▶ **TASK STATEMENT**: Tally every line featuring "photo", then give that tally alone.

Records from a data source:
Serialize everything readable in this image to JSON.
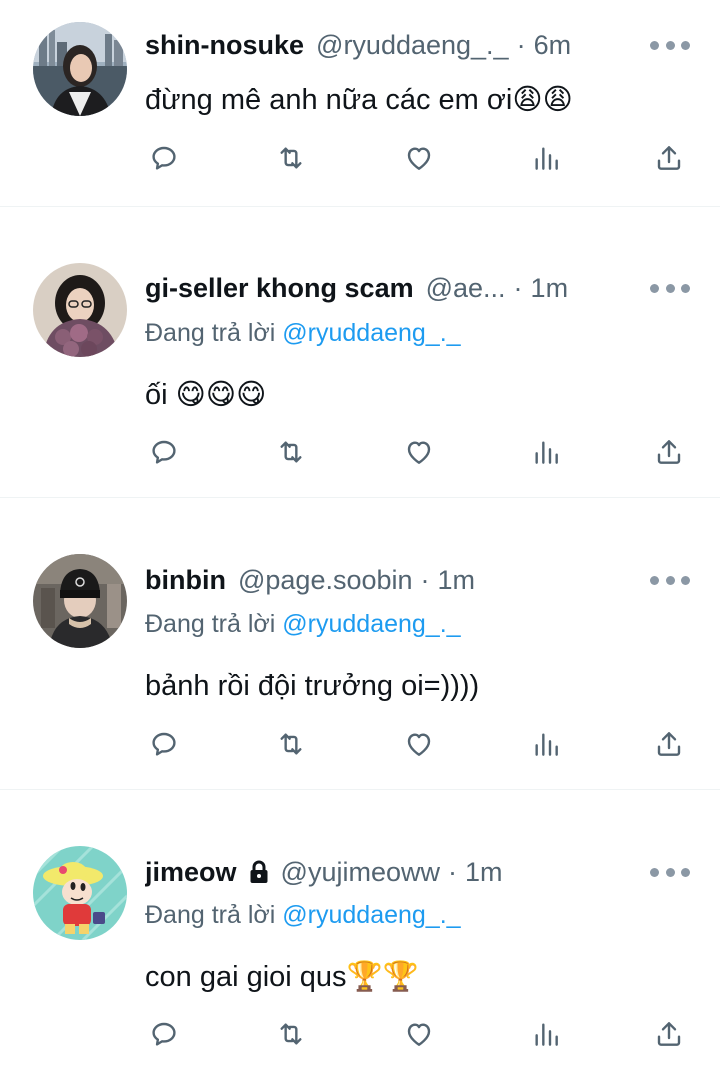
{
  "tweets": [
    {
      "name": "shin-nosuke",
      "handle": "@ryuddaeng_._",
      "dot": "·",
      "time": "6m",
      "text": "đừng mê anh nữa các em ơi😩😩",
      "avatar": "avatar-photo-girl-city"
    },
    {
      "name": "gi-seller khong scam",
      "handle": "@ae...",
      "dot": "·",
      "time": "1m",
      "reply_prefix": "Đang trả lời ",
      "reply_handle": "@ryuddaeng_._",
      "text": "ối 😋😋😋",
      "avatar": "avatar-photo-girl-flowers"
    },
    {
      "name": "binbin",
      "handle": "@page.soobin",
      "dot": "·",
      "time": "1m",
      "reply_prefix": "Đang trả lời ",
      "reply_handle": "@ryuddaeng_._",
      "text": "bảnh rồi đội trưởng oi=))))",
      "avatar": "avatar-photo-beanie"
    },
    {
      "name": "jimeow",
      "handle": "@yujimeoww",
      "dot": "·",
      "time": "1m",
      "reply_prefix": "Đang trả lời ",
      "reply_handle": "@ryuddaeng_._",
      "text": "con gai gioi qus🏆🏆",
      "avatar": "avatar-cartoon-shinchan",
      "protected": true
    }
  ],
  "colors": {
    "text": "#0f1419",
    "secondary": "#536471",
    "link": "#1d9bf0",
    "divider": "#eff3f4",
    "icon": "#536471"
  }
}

▶ **TASK OUTPUT**: 3